Source excerpt:
┏━━
Fab! Now why don’t you practice pivoting and change the tongue tibble from a wide format to a long format where each row has the X,Y coordinates of a single point out of the 42 points?

I will give you a head start by renaming the columns with the X,Y coordinates for you. Make sure you inspect the code and understand what it does.

new_col_names <- paste0(rep(c("X", "Y"), 42), "_", rep(1:42, each = 2))

# The square brakets [] are a way of extracting specific items from a vector.
# This method is called "indexing" and specifically this is the "braket indexing"
# method. See the Box below for a more detailed explanation.
existing_col_names <- colnames(tongue)[1:15]

colnames(tongue) <- c(existing_col_names, new_col_names)

Now transform the data so that you end up with three new columns that replace all the X_n, Y_n columns: point with the point number (1 to 42), X with the x coordinate and Y with the y coordinate. You will need to use the separate() function to separate the X_n, Y_n names into X and n and Y and n.
┗━━
Given instruction 1: Render this sentence from the R pivoting exercise in Spanish: "Make sure you inspect the code and understand what it does."
Given instruction 2: Extend the R pivoting exercise, picking up after its final sentence.
The rows that come next are drawn from a different source than the R pivoting exercise.

[Dataset entries]
┏━━
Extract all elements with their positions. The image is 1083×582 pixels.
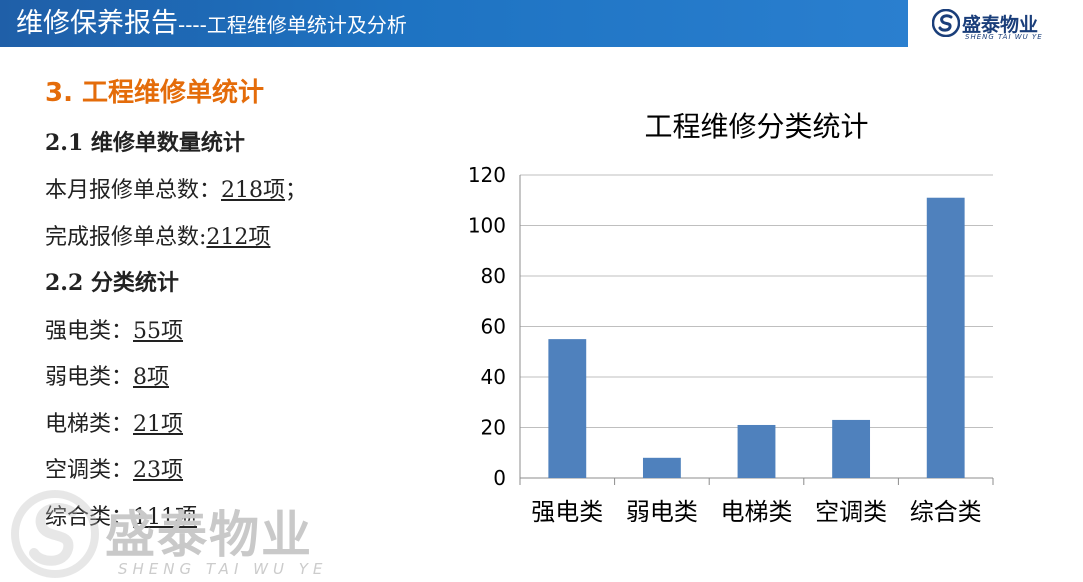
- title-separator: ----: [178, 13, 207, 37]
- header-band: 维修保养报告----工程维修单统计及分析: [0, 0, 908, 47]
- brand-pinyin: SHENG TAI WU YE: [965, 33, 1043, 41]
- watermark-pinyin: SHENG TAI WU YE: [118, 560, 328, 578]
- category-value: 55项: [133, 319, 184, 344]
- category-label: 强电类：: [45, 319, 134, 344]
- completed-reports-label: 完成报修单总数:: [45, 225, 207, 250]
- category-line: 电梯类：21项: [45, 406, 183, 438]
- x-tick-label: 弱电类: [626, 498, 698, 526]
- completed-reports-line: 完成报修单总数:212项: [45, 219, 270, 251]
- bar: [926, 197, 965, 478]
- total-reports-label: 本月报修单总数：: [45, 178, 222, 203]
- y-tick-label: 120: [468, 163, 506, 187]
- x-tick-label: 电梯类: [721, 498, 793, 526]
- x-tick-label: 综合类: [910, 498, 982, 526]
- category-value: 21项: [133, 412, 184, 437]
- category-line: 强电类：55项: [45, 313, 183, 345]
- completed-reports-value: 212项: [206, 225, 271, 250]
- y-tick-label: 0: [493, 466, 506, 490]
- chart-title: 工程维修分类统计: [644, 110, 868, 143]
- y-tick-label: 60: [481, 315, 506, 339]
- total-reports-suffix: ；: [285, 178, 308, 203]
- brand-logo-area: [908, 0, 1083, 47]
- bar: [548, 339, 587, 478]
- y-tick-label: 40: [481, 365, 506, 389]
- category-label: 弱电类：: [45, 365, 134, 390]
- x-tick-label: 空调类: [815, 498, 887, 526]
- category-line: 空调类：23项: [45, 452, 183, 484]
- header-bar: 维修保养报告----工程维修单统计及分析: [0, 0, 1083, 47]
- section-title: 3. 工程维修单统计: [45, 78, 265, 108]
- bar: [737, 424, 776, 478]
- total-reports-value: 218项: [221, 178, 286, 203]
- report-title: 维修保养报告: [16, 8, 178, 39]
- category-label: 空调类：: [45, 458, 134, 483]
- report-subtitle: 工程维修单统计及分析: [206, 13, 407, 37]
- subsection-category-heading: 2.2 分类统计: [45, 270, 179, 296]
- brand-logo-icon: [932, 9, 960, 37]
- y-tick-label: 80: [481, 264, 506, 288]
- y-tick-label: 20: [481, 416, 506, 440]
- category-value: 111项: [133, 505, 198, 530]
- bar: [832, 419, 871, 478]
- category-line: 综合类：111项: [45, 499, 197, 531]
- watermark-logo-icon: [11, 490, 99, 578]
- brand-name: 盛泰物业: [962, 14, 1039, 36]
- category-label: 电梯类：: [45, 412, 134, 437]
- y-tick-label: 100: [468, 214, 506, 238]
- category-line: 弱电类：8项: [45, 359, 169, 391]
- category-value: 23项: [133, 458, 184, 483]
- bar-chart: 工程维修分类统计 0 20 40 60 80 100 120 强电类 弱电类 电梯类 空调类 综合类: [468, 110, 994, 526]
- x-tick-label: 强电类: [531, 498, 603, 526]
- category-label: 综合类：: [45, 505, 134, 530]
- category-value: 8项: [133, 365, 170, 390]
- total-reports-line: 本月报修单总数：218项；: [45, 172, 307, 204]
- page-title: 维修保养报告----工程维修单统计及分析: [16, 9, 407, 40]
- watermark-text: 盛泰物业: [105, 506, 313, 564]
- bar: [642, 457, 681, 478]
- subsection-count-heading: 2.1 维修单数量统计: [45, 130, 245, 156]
┗━━
┏━━
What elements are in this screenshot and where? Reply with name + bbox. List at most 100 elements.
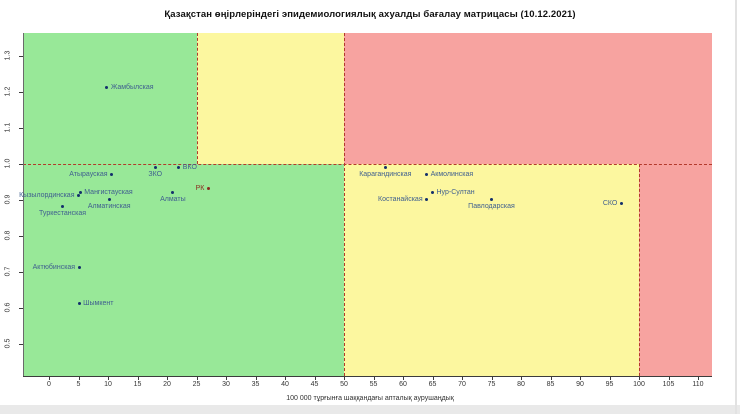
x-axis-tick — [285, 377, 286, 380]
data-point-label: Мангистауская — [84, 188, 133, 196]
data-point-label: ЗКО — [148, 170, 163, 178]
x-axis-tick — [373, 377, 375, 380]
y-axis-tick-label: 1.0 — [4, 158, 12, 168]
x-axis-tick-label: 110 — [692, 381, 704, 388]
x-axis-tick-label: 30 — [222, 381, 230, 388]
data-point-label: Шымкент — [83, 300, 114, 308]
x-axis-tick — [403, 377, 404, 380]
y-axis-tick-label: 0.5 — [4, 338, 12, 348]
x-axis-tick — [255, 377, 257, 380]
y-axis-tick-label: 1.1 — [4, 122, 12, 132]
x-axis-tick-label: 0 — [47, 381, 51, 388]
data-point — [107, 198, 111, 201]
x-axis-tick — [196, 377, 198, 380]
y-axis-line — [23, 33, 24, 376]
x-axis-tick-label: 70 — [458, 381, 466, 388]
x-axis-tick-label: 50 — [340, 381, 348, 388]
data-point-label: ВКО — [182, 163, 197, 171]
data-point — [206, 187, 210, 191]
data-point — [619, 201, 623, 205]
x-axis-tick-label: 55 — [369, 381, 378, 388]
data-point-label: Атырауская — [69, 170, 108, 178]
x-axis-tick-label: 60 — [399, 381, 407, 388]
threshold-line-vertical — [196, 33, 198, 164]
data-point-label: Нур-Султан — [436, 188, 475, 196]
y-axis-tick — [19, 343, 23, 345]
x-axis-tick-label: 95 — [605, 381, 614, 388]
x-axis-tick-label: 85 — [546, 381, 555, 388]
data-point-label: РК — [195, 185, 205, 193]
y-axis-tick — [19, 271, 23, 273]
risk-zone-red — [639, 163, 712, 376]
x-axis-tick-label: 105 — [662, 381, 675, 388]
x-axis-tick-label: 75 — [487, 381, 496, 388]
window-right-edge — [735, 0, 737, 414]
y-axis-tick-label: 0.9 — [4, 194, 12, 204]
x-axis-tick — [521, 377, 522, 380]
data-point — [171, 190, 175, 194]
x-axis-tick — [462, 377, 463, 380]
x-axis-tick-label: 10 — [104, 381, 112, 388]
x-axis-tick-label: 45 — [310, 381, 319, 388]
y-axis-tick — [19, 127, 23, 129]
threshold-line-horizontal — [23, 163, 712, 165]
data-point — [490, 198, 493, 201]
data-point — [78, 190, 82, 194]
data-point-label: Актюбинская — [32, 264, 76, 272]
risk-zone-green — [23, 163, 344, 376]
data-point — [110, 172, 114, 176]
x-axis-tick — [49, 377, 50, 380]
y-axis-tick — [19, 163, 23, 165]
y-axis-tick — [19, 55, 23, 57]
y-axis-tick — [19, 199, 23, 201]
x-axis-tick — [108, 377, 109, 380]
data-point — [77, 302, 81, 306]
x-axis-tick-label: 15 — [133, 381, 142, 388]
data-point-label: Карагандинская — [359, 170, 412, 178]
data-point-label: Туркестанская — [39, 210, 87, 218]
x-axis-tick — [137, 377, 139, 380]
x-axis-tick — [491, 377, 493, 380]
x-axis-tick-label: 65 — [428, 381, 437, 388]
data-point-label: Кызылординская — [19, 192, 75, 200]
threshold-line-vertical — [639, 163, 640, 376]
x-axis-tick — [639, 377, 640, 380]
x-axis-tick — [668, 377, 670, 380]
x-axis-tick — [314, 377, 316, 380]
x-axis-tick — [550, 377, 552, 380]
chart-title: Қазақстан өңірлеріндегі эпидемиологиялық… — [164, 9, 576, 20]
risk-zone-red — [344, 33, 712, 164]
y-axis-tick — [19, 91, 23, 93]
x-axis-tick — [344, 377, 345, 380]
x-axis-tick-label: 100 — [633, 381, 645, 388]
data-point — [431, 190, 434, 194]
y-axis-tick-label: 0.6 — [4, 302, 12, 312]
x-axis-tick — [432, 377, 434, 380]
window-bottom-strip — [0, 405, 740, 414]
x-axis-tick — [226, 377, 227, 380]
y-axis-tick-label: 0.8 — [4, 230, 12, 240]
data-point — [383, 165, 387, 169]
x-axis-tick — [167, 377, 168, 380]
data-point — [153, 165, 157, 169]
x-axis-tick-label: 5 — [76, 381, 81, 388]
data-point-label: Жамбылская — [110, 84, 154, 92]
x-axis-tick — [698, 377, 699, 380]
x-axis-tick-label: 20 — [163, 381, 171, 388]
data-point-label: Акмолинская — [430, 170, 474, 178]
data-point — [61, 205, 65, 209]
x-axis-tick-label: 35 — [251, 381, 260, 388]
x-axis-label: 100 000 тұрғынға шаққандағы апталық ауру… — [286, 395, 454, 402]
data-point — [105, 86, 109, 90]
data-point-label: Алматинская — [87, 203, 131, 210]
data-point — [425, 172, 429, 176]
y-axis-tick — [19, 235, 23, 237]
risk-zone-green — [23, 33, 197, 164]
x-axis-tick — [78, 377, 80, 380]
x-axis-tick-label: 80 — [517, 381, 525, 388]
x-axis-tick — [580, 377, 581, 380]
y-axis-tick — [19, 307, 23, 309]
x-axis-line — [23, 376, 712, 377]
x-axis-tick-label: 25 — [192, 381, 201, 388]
┗━━
Final result 1: Asegúrate de revisar el código y entender lo que hace.

Final result 2:
Hint

Follow this workflow:

Pivot all the Xn,Yn columns from wide to longer.
Separate the column that has X_n’s and X_y’s into two columns: one that has X or Y and one with the point number 1 to 42. You can use the separate() function to do so. Check ?separate.
Now pivot from long to wider so that you get an X column and a Y column

It should look like this (only relevant columns shown):

Solution

tongue |> 
  pivot_longer(X_1:Y_42, names_to = "coord", values_to = "value") |> 
  drop_na(value) |> 
  separate(coord, c("axis", "point")) |> 
  pivot_wider(names_from = axis, values_from = value) |> 
  select(prompt, point, X, Y)